Start of DATA FOR PROCESSING

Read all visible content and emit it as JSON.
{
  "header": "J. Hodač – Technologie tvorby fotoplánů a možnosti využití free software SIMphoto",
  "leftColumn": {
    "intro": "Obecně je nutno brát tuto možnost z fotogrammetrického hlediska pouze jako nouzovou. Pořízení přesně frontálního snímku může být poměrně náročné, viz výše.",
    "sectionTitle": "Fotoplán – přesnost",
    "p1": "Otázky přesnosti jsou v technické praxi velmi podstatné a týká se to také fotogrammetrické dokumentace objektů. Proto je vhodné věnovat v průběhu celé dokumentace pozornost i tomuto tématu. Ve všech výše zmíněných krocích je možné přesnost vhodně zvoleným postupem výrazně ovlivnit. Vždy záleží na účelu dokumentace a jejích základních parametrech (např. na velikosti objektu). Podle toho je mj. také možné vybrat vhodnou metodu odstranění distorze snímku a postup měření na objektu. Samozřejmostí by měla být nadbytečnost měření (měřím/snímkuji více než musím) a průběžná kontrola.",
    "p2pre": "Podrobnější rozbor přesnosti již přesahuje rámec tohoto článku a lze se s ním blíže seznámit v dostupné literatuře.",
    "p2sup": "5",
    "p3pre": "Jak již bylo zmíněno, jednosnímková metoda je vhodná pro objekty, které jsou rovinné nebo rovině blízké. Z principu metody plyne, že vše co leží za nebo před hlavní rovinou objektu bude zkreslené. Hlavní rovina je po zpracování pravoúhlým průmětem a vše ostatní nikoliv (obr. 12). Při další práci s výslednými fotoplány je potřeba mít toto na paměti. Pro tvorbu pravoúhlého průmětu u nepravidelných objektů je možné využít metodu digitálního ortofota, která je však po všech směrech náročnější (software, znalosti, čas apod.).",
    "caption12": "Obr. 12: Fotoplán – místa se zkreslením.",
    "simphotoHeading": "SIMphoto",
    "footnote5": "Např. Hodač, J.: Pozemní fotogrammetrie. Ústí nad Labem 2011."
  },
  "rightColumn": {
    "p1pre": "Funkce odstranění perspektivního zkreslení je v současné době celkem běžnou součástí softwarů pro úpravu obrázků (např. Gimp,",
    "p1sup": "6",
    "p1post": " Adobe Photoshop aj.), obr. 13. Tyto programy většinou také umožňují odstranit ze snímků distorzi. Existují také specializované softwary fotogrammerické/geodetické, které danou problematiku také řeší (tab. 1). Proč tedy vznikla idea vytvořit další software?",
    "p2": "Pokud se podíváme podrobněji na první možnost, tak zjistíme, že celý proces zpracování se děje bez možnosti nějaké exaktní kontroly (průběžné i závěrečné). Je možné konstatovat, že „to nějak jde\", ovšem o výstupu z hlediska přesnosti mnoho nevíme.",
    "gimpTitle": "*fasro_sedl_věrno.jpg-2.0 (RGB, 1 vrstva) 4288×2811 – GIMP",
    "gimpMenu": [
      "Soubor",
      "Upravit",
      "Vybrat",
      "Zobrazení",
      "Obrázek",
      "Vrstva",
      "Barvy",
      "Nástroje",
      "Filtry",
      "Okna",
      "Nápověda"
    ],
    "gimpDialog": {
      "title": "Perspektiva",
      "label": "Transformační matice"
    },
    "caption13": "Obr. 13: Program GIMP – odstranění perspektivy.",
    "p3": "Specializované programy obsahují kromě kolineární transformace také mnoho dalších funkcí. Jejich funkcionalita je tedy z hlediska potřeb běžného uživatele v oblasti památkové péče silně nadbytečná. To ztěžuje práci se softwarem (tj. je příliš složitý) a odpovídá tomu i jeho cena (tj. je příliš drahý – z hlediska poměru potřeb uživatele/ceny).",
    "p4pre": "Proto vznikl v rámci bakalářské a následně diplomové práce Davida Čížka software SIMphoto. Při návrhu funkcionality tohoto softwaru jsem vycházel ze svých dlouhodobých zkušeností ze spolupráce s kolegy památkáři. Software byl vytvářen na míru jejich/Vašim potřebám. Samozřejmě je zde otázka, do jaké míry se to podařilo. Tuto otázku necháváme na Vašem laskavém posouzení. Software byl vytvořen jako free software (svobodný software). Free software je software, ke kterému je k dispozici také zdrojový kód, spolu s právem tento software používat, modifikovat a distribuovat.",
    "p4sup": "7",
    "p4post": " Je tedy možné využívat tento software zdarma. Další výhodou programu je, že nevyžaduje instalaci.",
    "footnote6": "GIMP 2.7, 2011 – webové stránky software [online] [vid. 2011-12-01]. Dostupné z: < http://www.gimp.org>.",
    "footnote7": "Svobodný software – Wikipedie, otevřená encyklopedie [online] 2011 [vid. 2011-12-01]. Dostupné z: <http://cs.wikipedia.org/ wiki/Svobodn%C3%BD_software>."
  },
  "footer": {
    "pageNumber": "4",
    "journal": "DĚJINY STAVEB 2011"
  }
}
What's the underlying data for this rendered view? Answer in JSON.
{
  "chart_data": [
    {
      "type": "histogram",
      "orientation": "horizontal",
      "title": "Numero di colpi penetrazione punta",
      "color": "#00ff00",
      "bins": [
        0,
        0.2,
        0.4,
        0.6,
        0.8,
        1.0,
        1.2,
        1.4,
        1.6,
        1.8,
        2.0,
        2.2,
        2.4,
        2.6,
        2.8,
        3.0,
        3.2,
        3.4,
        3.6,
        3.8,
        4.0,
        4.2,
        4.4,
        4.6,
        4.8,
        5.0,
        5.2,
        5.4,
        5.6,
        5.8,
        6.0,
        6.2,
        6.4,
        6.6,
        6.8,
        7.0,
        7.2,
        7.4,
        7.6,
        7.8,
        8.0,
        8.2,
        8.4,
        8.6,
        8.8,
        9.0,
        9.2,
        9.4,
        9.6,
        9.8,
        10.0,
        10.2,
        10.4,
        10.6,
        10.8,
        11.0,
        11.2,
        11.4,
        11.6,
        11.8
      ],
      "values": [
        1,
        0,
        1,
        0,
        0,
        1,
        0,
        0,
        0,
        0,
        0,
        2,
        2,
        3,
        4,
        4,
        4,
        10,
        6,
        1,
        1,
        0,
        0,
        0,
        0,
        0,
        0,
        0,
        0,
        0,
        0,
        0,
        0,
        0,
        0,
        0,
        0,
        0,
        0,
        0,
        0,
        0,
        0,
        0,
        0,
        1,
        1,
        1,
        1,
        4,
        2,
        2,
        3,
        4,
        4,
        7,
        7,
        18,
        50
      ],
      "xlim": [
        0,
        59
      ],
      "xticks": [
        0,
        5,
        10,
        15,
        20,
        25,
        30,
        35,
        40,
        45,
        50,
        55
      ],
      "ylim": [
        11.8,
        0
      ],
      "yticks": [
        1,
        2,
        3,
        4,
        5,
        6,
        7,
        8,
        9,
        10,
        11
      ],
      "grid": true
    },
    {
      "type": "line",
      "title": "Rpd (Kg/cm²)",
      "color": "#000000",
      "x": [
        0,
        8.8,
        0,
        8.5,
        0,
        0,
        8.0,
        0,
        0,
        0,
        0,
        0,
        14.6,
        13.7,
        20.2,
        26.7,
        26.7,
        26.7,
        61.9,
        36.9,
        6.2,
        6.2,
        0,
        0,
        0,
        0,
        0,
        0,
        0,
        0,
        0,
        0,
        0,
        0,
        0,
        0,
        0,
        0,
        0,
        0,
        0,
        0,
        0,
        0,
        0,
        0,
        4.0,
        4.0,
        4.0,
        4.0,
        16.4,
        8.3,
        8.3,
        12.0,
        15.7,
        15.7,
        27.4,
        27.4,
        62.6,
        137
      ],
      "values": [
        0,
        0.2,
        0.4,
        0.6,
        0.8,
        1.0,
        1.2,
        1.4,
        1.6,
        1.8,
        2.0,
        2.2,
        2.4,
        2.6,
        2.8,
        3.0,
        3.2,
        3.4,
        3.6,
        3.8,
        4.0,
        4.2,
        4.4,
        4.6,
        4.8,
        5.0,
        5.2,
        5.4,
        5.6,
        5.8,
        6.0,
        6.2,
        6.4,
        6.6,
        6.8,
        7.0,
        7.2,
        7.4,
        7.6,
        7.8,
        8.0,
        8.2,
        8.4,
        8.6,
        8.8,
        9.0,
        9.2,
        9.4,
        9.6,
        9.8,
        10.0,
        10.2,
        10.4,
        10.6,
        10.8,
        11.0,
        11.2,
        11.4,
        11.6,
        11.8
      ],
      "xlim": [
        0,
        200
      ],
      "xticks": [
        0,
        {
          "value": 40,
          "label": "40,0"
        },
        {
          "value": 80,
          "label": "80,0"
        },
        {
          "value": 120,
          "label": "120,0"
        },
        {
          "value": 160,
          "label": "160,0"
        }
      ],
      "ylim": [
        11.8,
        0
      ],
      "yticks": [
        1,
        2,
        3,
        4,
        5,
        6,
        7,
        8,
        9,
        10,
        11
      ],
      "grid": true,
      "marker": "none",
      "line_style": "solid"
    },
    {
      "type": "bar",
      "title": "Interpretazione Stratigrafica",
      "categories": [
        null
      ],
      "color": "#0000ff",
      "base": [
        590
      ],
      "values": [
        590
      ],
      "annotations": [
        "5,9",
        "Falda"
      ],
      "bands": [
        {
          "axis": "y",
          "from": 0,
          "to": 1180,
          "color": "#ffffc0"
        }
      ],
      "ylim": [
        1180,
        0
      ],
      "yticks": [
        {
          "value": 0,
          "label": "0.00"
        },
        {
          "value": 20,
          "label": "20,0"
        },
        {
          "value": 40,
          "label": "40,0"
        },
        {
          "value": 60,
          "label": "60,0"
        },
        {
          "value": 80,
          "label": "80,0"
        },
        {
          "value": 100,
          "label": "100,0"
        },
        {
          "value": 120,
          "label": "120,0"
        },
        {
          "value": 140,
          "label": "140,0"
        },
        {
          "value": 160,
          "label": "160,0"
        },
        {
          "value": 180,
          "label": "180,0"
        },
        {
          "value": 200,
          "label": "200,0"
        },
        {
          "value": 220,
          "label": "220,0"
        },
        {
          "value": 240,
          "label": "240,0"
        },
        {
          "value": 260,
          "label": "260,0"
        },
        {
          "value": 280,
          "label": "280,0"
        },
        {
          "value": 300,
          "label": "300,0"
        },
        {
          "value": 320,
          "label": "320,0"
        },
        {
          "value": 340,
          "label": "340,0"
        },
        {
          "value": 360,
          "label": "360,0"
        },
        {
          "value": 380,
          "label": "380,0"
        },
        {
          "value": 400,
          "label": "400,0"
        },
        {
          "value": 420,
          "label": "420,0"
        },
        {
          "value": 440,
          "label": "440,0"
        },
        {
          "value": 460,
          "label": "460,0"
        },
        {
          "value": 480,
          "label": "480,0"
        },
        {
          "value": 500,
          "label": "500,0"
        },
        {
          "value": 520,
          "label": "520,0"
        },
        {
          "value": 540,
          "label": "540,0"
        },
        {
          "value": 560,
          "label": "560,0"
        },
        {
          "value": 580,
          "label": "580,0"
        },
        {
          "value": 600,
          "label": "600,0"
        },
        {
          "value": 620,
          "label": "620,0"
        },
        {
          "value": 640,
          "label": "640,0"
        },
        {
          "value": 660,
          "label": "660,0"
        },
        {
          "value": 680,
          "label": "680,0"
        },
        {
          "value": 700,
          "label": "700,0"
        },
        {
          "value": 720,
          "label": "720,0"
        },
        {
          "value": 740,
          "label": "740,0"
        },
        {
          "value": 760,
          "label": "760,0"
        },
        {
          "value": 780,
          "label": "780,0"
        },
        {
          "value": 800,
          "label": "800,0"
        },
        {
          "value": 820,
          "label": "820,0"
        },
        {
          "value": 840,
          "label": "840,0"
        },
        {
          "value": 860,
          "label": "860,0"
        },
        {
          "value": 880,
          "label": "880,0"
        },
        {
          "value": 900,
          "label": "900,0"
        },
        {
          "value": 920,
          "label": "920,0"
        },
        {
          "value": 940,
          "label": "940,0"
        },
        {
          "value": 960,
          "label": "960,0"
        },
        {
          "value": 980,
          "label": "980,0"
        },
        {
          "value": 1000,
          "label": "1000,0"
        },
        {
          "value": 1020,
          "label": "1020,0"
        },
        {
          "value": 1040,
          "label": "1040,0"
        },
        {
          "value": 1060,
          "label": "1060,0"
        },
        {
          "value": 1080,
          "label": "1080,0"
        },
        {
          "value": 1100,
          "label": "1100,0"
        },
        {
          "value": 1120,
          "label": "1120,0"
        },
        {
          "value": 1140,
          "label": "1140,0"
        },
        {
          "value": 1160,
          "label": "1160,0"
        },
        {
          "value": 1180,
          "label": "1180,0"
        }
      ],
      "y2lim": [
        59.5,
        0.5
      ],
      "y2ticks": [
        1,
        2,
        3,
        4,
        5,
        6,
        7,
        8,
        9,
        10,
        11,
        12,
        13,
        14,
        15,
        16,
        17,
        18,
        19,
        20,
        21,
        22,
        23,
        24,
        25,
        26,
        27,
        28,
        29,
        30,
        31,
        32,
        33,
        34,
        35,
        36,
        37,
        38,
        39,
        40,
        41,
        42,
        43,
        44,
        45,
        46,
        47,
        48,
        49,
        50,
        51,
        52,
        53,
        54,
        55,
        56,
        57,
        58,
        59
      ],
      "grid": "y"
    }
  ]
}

End of DATA FOR PROCESSING

→ DIRECTIONS FOR THIS TASK:
Please list every line of the records that contains "tohoto".

→ WRITTEN SOLUTION:
    "p2pre": "Podrobnější rozbor přesnosti již přesahuje rámec tohoto článku a lze se s ním blíže seznámit v dostupné literatuře.",
    "p4pre": "Proto vznikl v rámci bakalářské a následně diplomové práce Davida Čížka software SIMphoto. Při návrhu funkcionality tohoto softwaru jsem vycházel ze svých dlouhodobých zkušeností ze spolupráce s kolegy památkáři. Software byl vytvářen na míru jejich/Vašim potřebám. Samozřejmě je zde otázka, do jaké míry se to podařilo. Tuto otázku necháváme na Vašem laskavém posouzení. Software byl vytvořen jako free software (svobodný software). Free software je software, ke kterému je k dispozici také zdrojový kód, spolu s právem tento software používat, modifikovat a distribuovat.",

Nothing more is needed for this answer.